→ **What you need to do**
Retype the material word for word.

→ **Stored rows**
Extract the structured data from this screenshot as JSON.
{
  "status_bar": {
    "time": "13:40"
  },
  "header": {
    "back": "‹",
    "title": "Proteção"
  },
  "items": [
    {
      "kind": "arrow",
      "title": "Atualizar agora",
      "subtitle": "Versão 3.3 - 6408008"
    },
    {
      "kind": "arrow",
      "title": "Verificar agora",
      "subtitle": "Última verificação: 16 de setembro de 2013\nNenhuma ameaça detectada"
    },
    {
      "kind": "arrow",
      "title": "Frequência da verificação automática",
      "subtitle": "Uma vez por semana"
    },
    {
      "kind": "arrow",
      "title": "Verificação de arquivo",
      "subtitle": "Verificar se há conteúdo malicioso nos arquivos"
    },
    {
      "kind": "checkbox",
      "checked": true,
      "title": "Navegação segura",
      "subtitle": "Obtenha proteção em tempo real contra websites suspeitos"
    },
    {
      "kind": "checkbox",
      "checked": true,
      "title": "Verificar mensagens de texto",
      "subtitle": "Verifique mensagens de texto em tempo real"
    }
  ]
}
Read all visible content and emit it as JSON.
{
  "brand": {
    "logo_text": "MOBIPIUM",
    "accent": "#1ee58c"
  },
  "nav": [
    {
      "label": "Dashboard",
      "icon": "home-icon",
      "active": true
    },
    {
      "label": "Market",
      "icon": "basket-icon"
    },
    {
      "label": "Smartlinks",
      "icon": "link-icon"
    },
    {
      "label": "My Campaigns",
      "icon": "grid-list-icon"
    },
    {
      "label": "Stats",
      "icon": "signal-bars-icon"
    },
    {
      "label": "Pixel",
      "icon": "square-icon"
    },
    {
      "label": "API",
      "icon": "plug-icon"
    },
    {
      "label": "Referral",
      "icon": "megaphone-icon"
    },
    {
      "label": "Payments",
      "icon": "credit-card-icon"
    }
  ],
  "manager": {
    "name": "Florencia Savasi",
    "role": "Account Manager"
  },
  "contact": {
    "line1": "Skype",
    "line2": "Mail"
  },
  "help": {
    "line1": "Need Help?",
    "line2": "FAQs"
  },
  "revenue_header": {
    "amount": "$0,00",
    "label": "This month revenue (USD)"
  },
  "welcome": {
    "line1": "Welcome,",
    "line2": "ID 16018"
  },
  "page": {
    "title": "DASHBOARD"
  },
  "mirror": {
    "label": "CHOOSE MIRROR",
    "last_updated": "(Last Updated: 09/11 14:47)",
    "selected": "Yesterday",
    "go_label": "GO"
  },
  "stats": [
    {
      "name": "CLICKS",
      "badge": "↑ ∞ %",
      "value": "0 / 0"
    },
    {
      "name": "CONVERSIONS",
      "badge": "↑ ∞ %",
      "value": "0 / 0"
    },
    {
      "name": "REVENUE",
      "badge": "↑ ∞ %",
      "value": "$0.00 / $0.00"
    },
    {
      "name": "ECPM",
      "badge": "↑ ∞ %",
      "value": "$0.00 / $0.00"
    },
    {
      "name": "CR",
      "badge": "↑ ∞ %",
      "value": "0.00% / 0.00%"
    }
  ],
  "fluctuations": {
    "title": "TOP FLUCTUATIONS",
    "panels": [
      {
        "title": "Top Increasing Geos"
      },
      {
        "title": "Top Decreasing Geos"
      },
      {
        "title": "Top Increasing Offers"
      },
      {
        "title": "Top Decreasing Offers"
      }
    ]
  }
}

→ **Complete response**
Extract the structured data from this screenshot as JSON.
{
  "status_bar": {
    "time": "13:40"
  },
  "header": {
    "back": "‹",
    "title": "Proteção"
  },
  "items": [
    {
      "kind": "arrow",
      "title": "Atualizar agora",
      "subtitle": "Versão 3.3 - 6408008"
    },
    {
      "kind": "arrow",
      "title": "Verificar agora",
      "subtitle": "Última verificação: 16 de setembro de 2013\nNenhuma ameaça detectada"
    },
    {
      "kind": "arrow",
      "title": "Frequência da verificação automática",
      "subtitle": "Uma vez por semana"
    },
    {
      "kind": "arrow",
      "title": "Verificação de arquivo",
      "subtitle": "Verificar se há conteúdo malicioso nos arquivos"
    },
    {
      "kind": "checkbox",
      "checked": true,
      "title": "Navegação segura",
      "subtitle": "Obtenha proteção em tempo real contra websites suspeitos"
    },
    {
      "kind": "checkbox",
      "checked": true,
      "title": "Verificar mensagens de texto",
      "subtitle": "Verifique mensagens de texto em tempo real"
    }
  ]
}
Read all visible content and emit it as JSON.
{
  "brand": {
    "logo_text": "MOBIPIUM",
    "accent": "#1ee58c"
  },
  "nav": [
    {
      "label": "Dashboard",
      "icon": "home-icon",
      "active": true
    },
    {
      "label": "Market",
      "icon": "basket-icon"
    },
    {
      "label": "Smartlinks",
      "icon": "link-icon"
    },
    {
      "label": "My Campaigns",
      "icon": "grid-list-icon"
    },
    {
      "label": "Stats",
      "icon": "signal-bars-icon"
    },
    {
      "label": "Pixel",
      "icon": "square-icon"
    },
    {
      "label": "API",
      "icon": "plug-icon"
    },
    {
      "label": "Referral",
      "icon": "megaphone-icon"
    },
    {
      "label": "Payments",
      "icon": "credit-card-icon"
    }
  ],
  "manager": {
    "name": "Florencia Savasi",
    "role": "Account Manager"
  },
  "contact": {
    "line1": "Skype",
    "line2": "Mail"
  },
  "help": {
    "line1": "Need Help?",
    "line2": "FAQs"
  },
  "revenue_header": {
    "amount": "$0,00",
    "label": "This month revenue (USD)"
  },
  "welcome": {
    "line1": "Welcome,",
    "line2": "ID 16018"
  },
  "page": {
    "title": "DASHBOARD"
  },
  "mirror": {
    "label": "CHOOSE MIRROR",
    "last_updated": "(Last Updated: 09/11 14:47)",
    "selected": "Yesterday",
    "go_label": "GO"
  },
  "stats": [
    {
      "name": "CLICKS",
      "badge": "↑ ∞ %",
      "value": "0 / 0"
    },
    {
      "name": "CONVERSIONS",
      "badge": "↑ ∞ %",
      "value": "0 / 0"
    },
    {
      "name": "REVENUE",
      "badge": "↑ ∞ %",
      "value": "$0.00 / $0.00"
    },
    {
      "name": "ECPM",
      "badge": "↑ ∞ %",
      "value": "$0.00 / $0.00"
    },
    {
      "name": "CR",
      "badge": "↑ ∞ %",
      "value": "0.00% / 0.00%"
    }
  ],
  "fluctuations": {
    "title": "TOP FLUCTUATIONS",
    "panels": [
      {
        "title": "Top Increasing Geos"
      },
      {
        "title": "Top Decreasing Geos"
      },
      {
        "title": "Top Increasing Offers"
      },
      {
        "title": "Top Decreasing Offers"
      }
    ]
  }
}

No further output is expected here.